INSTRUCTION »
Across the entries below, count the lines in which the word "năng" occurs. Reply with the count alone.

INPUT ROWS »
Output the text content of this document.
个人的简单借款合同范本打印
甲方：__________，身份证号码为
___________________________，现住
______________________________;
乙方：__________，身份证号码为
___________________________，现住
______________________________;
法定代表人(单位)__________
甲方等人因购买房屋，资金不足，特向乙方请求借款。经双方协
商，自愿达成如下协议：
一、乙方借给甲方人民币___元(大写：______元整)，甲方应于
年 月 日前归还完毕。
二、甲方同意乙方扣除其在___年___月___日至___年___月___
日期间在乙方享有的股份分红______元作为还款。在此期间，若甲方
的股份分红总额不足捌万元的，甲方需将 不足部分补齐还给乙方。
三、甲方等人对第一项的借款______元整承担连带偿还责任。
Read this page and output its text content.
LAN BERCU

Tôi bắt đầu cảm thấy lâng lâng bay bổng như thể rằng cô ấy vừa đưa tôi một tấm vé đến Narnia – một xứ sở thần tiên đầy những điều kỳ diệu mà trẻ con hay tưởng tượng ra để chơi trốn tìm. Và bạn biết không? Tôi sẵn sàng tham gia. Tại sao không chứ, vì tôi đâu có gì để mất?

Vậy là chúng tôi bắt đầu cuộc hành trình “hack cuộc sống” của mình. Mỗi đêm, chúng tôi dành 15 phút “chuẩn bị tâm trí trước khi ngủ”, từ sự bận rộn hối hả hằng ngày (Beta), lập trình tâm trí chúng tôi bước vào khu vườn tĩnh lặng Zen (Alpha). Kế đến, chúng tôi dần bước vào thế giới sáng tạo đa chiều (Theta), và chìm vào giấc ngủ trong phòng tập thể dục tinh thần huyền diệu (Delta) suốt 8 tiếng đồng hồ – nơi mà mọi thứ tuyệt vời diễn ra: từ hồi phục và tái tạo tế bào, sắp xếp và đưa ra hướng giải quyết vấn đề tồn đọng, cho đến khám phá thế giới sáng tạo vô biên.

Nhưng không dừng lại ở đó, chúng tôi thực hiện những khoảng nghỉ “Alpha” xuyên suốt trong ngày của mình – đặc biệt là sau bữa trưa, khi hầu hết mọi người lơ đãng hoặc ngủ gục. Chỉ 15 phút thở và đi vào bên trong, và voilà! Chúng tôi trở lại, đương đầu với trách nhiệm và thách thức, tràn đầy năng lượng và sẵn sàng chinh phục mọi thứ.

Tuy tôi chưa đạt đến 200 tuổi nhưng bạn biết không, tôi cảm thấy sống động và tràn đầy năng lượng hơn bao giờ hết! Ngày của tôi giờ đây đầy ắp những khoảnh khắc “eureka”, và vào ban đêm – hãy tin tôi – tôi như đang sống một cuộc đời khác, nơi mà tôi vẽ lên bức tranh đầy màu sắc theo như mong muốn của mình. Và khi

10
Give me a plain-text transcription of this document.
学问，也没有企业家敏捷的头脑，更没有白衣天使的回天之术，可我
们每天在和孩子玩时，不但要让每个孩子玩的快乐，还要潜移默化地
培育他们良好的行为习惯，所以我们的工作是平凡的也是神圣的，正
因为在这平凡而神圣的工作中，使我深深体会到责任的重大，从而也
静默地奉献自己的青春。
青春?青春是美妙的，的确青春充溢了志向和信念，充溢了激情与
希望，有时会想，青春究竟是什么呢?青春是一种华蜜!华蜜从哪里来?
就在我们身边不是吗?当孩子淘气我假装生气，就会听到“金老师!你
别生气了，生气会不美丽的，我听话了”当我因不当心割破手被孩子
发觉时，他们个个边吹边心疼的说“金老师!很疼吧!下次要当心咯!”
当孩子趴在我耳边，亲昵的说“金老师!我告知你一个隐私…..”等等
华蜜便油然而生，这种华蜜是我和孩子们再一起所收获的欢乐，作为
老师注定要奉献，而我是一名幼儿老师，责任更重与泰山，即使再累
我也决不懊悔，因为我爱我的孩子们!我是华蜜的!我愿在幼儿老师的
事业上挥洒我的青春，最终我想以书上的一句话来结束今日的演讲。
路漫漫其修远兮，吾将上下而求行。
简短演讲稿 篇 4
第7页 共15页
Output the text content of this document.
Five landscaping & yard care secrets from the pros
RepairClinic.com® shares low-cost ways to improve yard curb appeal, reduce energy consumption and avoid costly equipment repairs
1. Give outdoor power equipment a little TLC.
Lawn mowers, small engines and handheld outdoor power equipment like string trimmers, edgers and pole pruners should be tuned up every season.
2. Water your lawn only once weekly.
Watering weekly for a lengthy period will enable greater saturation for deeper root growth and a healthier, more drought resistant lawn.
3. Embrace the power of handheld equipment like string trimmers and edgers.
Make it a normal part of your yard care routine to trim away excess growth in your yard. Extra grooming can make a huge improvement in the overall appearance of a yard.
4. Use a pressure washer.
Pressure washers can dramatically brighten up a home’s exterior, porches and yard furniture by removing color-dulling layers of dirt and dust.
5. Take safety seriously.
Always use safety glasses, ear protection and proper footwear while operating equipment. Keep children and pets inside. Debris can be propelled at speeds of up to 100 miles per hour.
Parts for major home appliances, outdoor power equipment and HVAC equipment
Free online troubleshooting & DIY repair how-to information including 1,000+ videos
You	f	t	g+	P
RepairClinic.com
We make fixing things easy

REPLY TO THE EXERCISE »
2